▸ **TASK**
Give the listing again character for character, but drop the images.

▸ **INPUT**
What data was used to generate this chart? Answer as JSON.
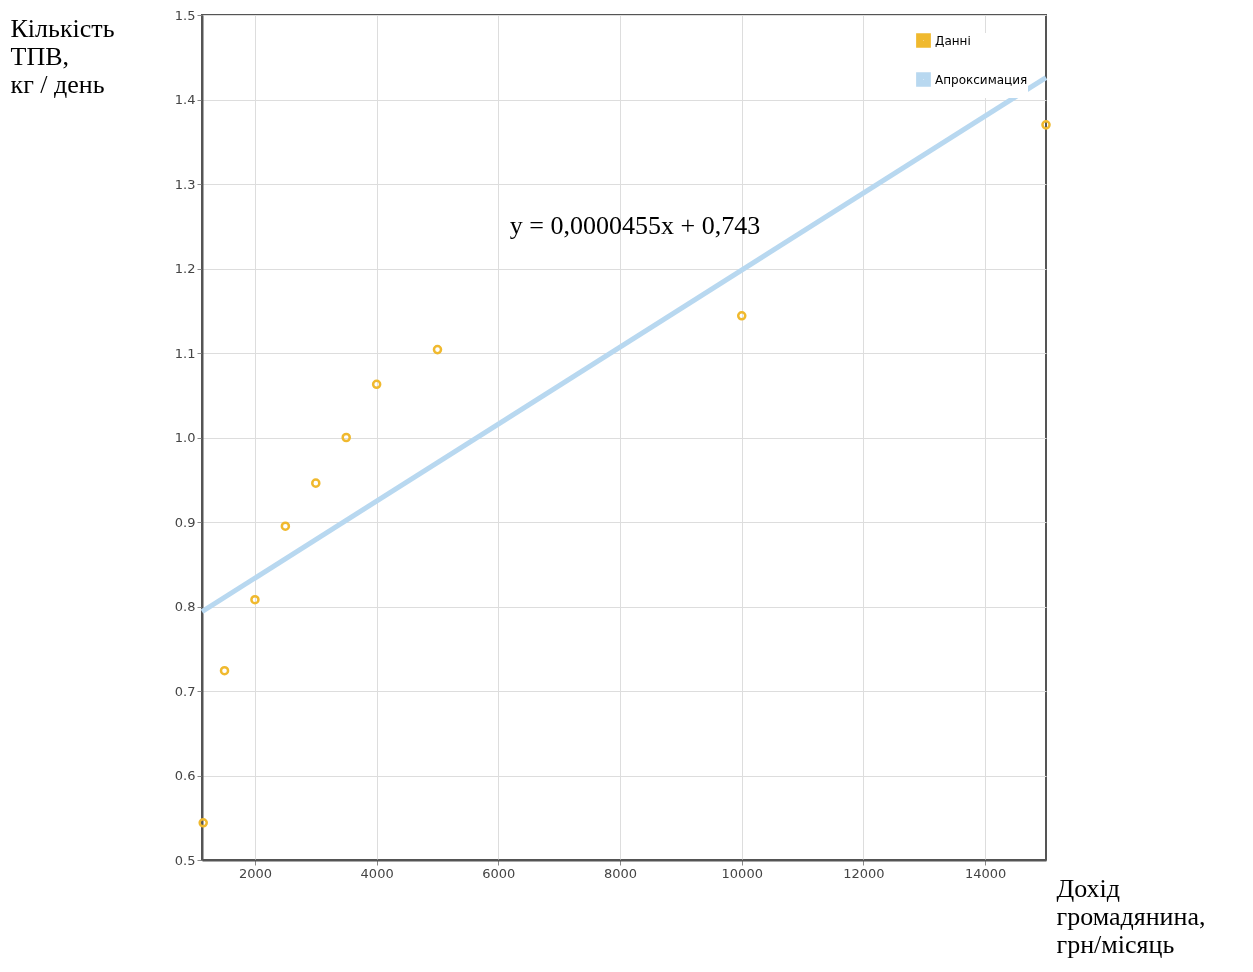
{
  "chart_data": {
    "type": "scatter",
    "xlabel": "Дохід\nгромадянина,\nгрн/місяць",
    "ylabel": "Кількість\nТПВ,\nкг / день",
    "xlim": [
      1130,
      15000
    ],
    "xticks": [
      2000,
      4000,
      6000,
      8000,
      10000,
      12000,
      14000
    ],
    "ylim": [
      0.5,
      1.5
    ],
    "yticks": [
      0.5,
      0.6,
      0.7,
      0.8,
      0.9,
      {
        "value": 1.0,
        "label": "1.0"
      },
      1.1,
      1.2,
      1.3,
      1.4,
      1.5
    ],
    "grid": true,
    "legend": "top right",
    "series": [
      {
        "name": "Данні",
        "marker": "circle",
        "color": "#f0b92e",
        "x": [
          1150,
          1500,
          2000,
          2500,
          3000,
          3500,
          4000,
          5000,
          10000,
          15000
        ],
        "values": [
          0.544,
          0.724,
          0.808,
          0.895,
          0.946,
          1.0,
          1.063,
          1.104,
          1.144,
          1.37
        ]
      },
      {
        "name": "Апроксимация",
        "type": "line",
        "line_style": "solid",
        "color": "#b8d8f0",
        "x": [
          1130,
          15000
        ],
        "values": [
          0.794,
          1.426
        ]
      }
    ],
    "annotations": [
      "y = 0,0000455x + 0,743"
    ]
  }
}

▸ **TASK RESULT**
What data was used to generate this chart? Answer as JSON.
{
  "chart_data": {
    "type": "scatter",
    "xlabel": "Дохід\nгромадянина,\nгрн/місяць",
    "ylabel": "Кількість\nТПВ,\nкг / день",
    "xlim": [
      1130,
      15000
    ],
    "xticks": [
      2000,
      4000,
      6000,
      8000,
      10000,
      12000,
      14000
    ],
    "ylim": [
      0.5,
      1.5
    ],
    "yticks": [
      0.5,
      0.6,
      0.7,
      0.8,
      0.9,
      {
        "value": 1.0,
        "label": "1.0"
      },
      1.1,
      1.2,
      1.3,
      1.4,
      1.5
    ],
    "grid": true,
    "legend": "top right",
    "series": [
      {
        "name": "Данні",
        "marker": "circle",
        "color": "#f0b92e",
        "x": [
          1150,
          1500,
          2000,
          2500,
          3000,
          3500,
          4000,
          5000,
          10000,
          15000
        ],
        "values": [
          0.544,
          0.724,
          0.808,
          0.895,
          0.946,
          1.0,
          1.063,
          1.104,
          1.144,
          1.37
        ]
      },
      {
        "name": "Апроксимация",
        "type": "line",
        "line_style": "solid",
        "color": "#b8d8f0",
        "x": [
          1130,
          15000
        ],
        "values": [
          0.794,
          1.426
        ]
      }
    ],
    "annotations": [
      "y = 0,0000455x + 0,743"
    ]
  }
}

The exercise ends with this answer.